WHAT YOU ARE ASKED TO DO => Look through the material below. Copy every line with the string "SDTVAR" in it.

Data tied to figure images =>
::::::

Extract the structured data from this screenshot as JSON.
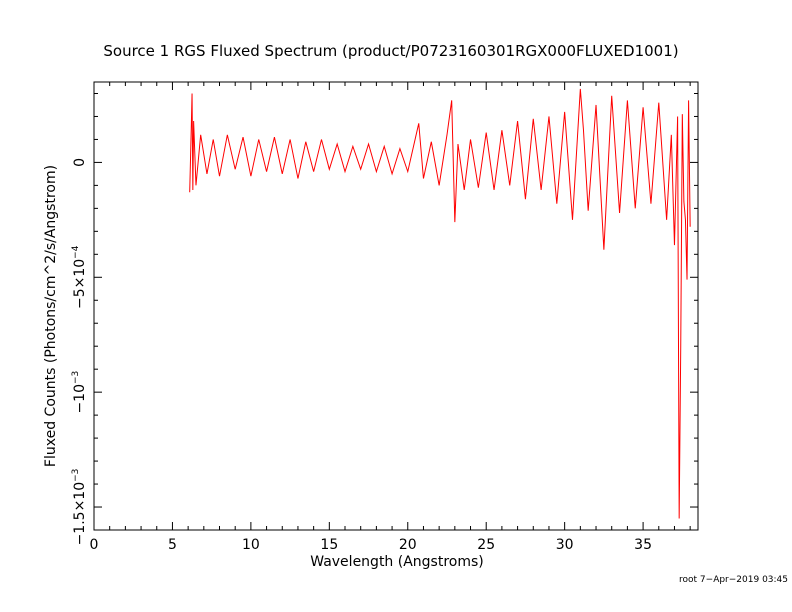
{
  "chart_data": {
    "type": "line",
    "title": "Source 1 RGS Fluxed Spectrum (product/P0723160301RGX000FLUXED1001)",
    "xlabel": "Wavelength (Angstroms)",
    "ylabel": "Fluxed Counts (Photons/cm^2/s/Angstrom)",
    "xlim": [
      0,
      38.5
    ],
    "ylim": [
      -0.0016,
      0.00035
    ],
    "grid": false,
    "x_ticks": [
      {
        "value": 0,
        "label": "0"
      },
      {
        "value": 5,
        "label": "5"
      },
      {
        "value": 10,
        "label": "10"
      },
      {
        "value": 15,
        "label": "15"
      },
      {
        "value": 20,
        "label": "20"
      },
      {
        "value": 25,
        "label": "25"
      },
      {
        "value": 30,
        "label": "30"
      },
      {
        "value": 35,
        "label": "35"
      }
    ],
    "y_ticks": [
      {
        "value": 0,
        "label": "0",
        "base": "0",
        "exp": ""
      },
      {
        "value": -0.0005,
        "label": "−5×10⁻⁴",
        "base": "−5×10",
        "exp": "−4"
      },
      {
        "value": -0.001,
        "label": "−10⁻³",
        "base": "−10",
        "exp": "−3"
      },
      {
        "value": -0.0015,
        "label": "−1.5×10⁻³",
        "base": "−1.5×10",
        "exp": "−3"
      }
    ],
    "series": [
      {
        "color": "#ff0000",
        "x": [
          6.1,
          6.2,
          6.25,
          6.3,
          6.35,
          6.5,
          6.8,
          7.2,
          7.6,
          8.0,
          8.5,
          9.0,
          9.5,
          10.0,
          10.5,
          11.0,
          11.5,
          12.0,
          12.5,
          13.0,
          13.5,
          14.0,
          14.5,
          15.0,
          15.5,
          16.0,
          16.5,
          17.0,
          17.5,
          18.0,
          18.5,
          19.0,
          19.5,
          20.0,
          20.5,
          20.7,
          21.0,
          21.5,
          22.0,
          22.5,
          22.8,
          23.0,
          23.2,
          23.6,
          24.0,
          24.5,
          25.0,
          25.5,
          26.0,
          26.5,
          27.0,
          27.5,
          28.0,
          28.5,
          29.0,
          29.5,
          30.0,
          30.5,
          31.0,
          31.2,
          31.5,
          32.0,
          32.5,
          33.0,
          33.5,
          34.0,
          34.5,
          35.0,
          35.5,
          36.0,
          36.5,
          36.8,
          37.0,
          37.2,
          37.3,
          37.4,
          37.5,
          37.6,
          37.7,
          37.8,
          37.9,
          38.0
        ],
        "y": [
          -0.00013,
          0.00015,
          0.0003,
          -0.00012,
          0.00018,
          -0.0001,
          0.00012,
          -5e-05,
          0.0001,
          -6e-05,
          0.00012,
          -3e-05,
          0.00011,
          -6e-05,
          0.0001,
          -4e-05,
          0.00011,
          -5e-05,
          0.0001,
          -7e-05,
          9e-05,
          -4e-05,
          0.0001,
          -3e-05,
          8e-05,
          -4e-05,
          7e-05,
          -3e-05,
          8e-05,
          -4e-05,
          7e-05,
          -5e-05,
          6e-05,
          -4e-05,
          0.00011,
          0.00017,
          -7e-05,
          9e-05,
          -0.0001,
          0.00012,
          0.00027,
          -0.00026,
          8e-05,
          -0.00012,
          0.0001,
          -0.00011,
          0.00013,
          -0.00012,
          0.00014,
          -0.0001,
          0.00018,
          -0.00016,
          0.00019,
          -0.00012,
          0.0002,
          -0.00018,
          0.00022,
          -0.00025,
          0.00032,
          0.00014,
          -0.00021,
          0.00025,
          -0.00038,
          0.00029,
          -0.00022,
          0.00027,
          -0.0002,
          0.00024,
          -0.00018,
          0.00026,
          -0.00025,
          0.00012,
          -0.00036,
          0.0002,
          -0.00155,
          -0.0008,
          0.00021,
          -0.00017,
          -0.00025,
          -0.00051,
          0.00027,
          -0.00028
        ]
      }
    ]
  },
  "footer": "root  7−Apr−2019 03:45"
}
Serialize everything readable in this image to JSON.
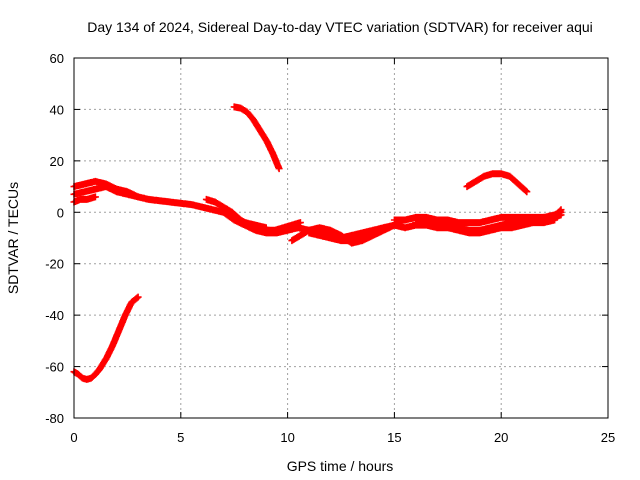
{
  "chart_data": {
    "type": "scatter",
    "title": "Day 134 of 2024, Sidereal Day-to-day VTEC variation (SDTVAR) for receiver aqui",
    "xlabel": "GPS time / hours",
    "ylabel": "SDTVAR / TECUs",
    "xlim": [
      0,
      25
    ],
    "ylim": [
      -80,
      60
    ],
    "xticks": [
      0,
      5,
      10,
      15,
      20,
      25
    ],
    "yticks": [
      -80,
      -60,
      -40,
      -20,
      0,
      20,
      40,
      60
    ],
    "grid": true,
    "marker": "plus",
    "color": "#ff0000",
    "series": [
      {
        "name": "arc-1",
        "x": [
          0.0,
          0.2,
          0.4,
          0.6,
          0.8,
          1.0,
          1.2,
          1.5,
          1.8,
          2.1,
          2.4,
          2.7,
          3.0
        ],
        "y": [
          -62,
          -63,
          -64.5,
          -65,
          -64.5,
          -63,
          -61,
          -57,
          -52,
          -46,
          -40,
          -35,
          -33
        ]
      },
      {
        "name": "arc-2",
        "x": [
          7.5,
          7.8,
          8.1,
          8.4,
          8.7,
          9.0,
          9.3,
          9.6
        ],
        "y": [
          41,
          40.5,
          39,
          36,
          32,
          28,
          23,
          17
        ]
      },
      {
        "name": "arc-3",
        "x": [
          0.0,
          0.5,
          1.0,
          1.5,
          2.0,
          2.5,
          3.0,
          3.5,
          4.0,
          4.5,
          5.0,
          5.5,
          6.0,
          6.5,
          7.0,
          7.5,
          8.0,
          8.5,
          9.0
        ],
        "y": [
          10,
          11,
          12,
          11,
          9,
          8,
          6,
          5,
          4.5,
          4,
          3.5,
          3,
          2,
          1,
          0,
          -2,
          -4,
          -5,
          -6
        ]
      },
      {
        "name": "arc-4",
        "x": [
          0.0,
          0.5,
          1.0,
          1.5,
          2.0,
          2.5,
          3.0
        ],
        "y": [
          7,
          8,
          9,
          10,
          8,
          7,
          6
        ]
      },
      {
        "name": "arc-5",
        "x": [
          0.0,
          0.3,
          0.6,
          1.0
        ],
        "y": [
          4,
          5,
          5,
          6
        ]
      },
      {
        "name": "arc-6",
        "x": [
          6.2,
          6.6,
          7.0,
          7.4,
          7.8,
          8.2,
          8.6,
          9.0,
          9.4,
          9.8,
          10.2,
          10.6
        ],
        "y": [
          5,
          4,
          2,
          0,
          -3,
          -5,
          -6,
          -7,
          -7,
          -6,
          -5,
          -4
        ]
      },
      {
        "name": "arc-7",
        "x": [
          7.0,
          7.5,
          8.0,
          8.5,
          9.0,
          9.5,
          10.0
        ],
        "y": [
          0,
          -3,
          -5,
          -7,
          -8,
          -8,
          -7
        ]
      },
      {
        "name": "arc-8",
        "x": [
          10.0,
          10.5,
          11.0,
          11.5,
          12.0,
          12.5,
          13.0,
          13.5,
          14.0,
          14.5
        ],
        "y": [
          -7,
          -6,
          -7,
          -8,
          -9,
          -10,
          -9,
          -8,
          -7,
          -6
        ]
      },
      {
        "name": "arc-9",
        "x": [
          10.2,
          10.6,
          11.0,
          11.5,
          12.0,
          12.5,
          13.0,
          13.5,
          14.0,
          14.5,
          15.0
        ],
        "y": [
          -11,
          -9,
          -7,
          -6,
          -7,
          -9,
          -12,
          -11,
          -9,
          -7,
          -5
        ]
      },
      {
        "name": "arc-10",
        "x": [
          11.0,
          11.5,
          12.0,
          12.5,
          13.0,
          13.5,
          14.0,
          14.5,
          15.0
        ],
        "y": [
          -8,
          -9,
          -10,
          -11,
          -11,
          -10,
          -8,
          -6,
          -5
        ]
      },
      {
        "name": "arc-11",
        "x": [
          15.0,
          15.5,
          16.0,
          16.5,
          17.0,
          17.5,
          18.0,
          18.5,
          19.0,
          19.5,
          20.0,
          20.5,
          21.0,
          21.5,
          22.0,
          22.5,
          22.8
        ],
        "y": [
          -3,
          -3,
          -2,
          -2,
          -3,
          -3,
          -4,
          -4,
          -4,
          -3,
          -2,
          -2,
          -2,
          -2,
          -2,
          -2,
          -1
        ]
      },
      {
        "name": "arc-12",
        "x": [
          15.0,
          15.5,
          16.0,
          16.5,
          17.0,
          17.5,
          18.0,
          18.5,
          19.0,
          19.5,
          20.0,
          20.5,
          21.0,
          21.5,
          22.0,
          22.5
        ],
        "y": [
          -5,
          -6,
          -5,
          -5,
          -6,
          -6,
          -7,
          -8,
          -8,
          -7,
          -6,
          -6,
          -5,
          -4,
          -4,
          -3
        ]
      },
      {
        "name": "arc-13",
        "x": [
          16.0,
          16.5,
          17.0,
          17.5,
          18.0,
          18.5,
          19.0,
          19.5,
          20.0,
          20.5,
          21.0,
          21.5,
          22.0,
          22.5,
          22.8
        ],
        "y": [
          -4,
          -4,
          -5,
          -5,
          -6,
          -7,
          -7,
          -6,
          -5,
          -4,
          -3,
          -3,
          -2,
          -1,
          0
        ]
      },
      {
        "name": "arc-14",
        "x": [
          18.4,
          18.8,
          19.2,
          19.6,
          20.0,
          20.4,
          20.8,
          21.2
        ],
        "y": [
          10,
          12,
          14,
          15,
          15,
          14,
          11,
          8
        ]
      },
      {
        "name": "arc-15",
        "x": [
          22.4,
          22.6,
          22.8
        ],
        "y": [
          -3,
          -1,
          1
        ]
      }
    ]
  }
}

::::::

RESULT FOR THIS TASK =>
    "title": "Day 134 of 2024, Sidereal Day-to-day VTEC variation (SDTVAR) for receiver aqui",
    "ylabel": "SDTVAR / TECUs",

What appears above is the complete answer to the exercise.